## [Exercise goal]
Return verbatim the run of lines that opens with the line holding "Output a JSON" and closes with the last line of the records.

-- Start of Input rows --

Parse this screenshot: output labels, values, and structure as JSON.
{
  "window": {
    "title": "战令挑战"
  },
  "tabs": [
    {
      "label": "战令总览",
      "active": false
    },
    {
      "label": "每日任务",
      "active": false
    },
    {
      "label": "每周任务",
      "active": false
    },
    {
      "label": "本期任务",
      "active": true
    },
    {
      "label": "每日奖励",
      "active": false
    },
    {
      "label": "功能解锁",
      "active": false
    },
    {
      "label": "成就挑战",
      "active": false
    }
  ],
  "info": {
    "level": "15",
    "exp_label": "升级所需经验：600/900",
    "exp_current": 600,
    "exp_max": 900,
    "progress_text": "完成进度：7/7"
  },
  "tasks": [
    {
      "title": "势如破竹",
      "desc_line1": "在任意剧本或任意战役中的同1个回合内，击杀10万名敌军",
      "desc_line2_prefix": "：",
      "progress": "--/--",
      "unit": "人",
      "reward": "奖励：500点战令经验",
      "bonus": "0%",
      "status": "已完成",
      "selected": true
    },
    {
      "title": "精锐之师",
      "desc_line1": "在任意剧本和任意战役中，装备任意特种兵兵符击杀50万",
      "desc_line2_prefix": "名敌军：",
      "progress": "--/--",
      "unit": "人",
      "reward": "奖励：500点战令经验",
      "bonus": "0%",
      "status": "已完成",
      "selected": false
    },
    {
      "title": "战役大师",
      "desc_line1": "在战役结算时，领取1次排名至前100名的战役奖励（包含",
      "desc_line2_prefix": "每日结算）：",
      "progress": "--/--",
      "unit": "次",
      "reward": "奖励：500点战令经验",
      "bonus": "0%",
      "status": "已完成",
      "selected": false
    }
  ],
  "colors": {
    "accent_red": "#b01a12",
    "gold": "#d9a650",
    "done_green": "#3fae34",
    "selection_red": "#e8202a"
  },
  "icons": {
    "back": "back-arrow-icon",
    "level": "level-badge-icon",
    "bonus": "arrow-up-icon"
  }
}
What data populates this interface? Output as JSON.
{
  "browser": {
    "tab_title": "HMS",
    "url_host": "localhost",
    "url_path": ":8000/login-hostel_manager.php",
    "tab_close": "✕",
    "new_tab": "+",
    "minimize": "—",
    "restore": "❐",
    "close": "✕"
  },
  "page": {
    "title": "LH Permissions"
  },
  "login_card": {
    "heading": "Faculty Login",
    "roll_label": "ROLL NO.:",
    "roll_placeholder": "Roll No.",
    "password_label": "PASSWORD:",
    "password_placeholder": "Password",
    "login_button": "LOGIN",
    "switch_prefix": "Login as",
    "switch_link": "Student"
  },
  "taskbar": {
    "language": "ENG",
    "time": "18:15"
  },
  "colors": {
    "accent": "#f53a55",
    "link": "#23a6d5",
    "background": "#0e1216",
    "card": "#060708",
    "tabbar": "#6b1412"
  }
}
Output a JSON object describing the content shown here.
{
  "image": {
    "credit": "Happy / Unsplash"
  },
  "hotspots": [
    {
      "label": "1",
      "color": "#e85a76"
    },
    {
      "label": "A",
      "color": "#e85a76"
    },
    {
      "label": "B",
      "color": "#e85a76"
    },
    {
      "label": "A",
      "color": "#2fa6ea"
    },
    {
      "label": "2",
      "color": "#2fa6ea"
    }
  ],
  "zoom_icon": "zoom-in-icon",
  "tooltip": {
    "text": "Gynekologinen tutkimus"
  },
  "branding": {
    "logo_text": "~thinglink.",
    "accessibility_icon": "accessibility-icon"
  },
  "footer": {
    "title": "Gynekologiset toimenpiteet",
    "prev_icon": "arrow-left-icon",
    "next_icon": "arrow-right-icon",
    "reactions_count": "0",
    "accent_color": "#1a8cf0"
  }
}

-- End of Input rows --

## [Correct output]
Output a JSON object describing the content shown here.
{
  "image": {
    "credit": "Happy / Unsplash"
  },
  "hotspots": [
    {
      "label": "1",
      "color": "#e85a76"
    },
    {
      "label": "A",
      "color": "#e85a76"
    },
    {
      "label": "B",
      "color": "#e85a76"
    },
    {
      "label": "A",
      "color": "#2fa6ea"
    },
    {
      "label": "2",
      "color": "#2fa6ea"
    }
  ],
  "zoom_icon": "zoom-in-icon",
  "tooltip": {
    "text": "Gynekologinen tutkimus"
  },
  "branding": {
    "logo_text": "~thinglink.",
    "accessibility_icon": "accessibility-icon"
  },
  "footer": {
    "title": "Gynekologiset toimenpiteet",
    "prev_icon": "arrow-left-icon",
    "next_icon": "arrow-right-icon",
    "reactions_count": "0",
    "accent_color": "#1a8cf0"
  }
}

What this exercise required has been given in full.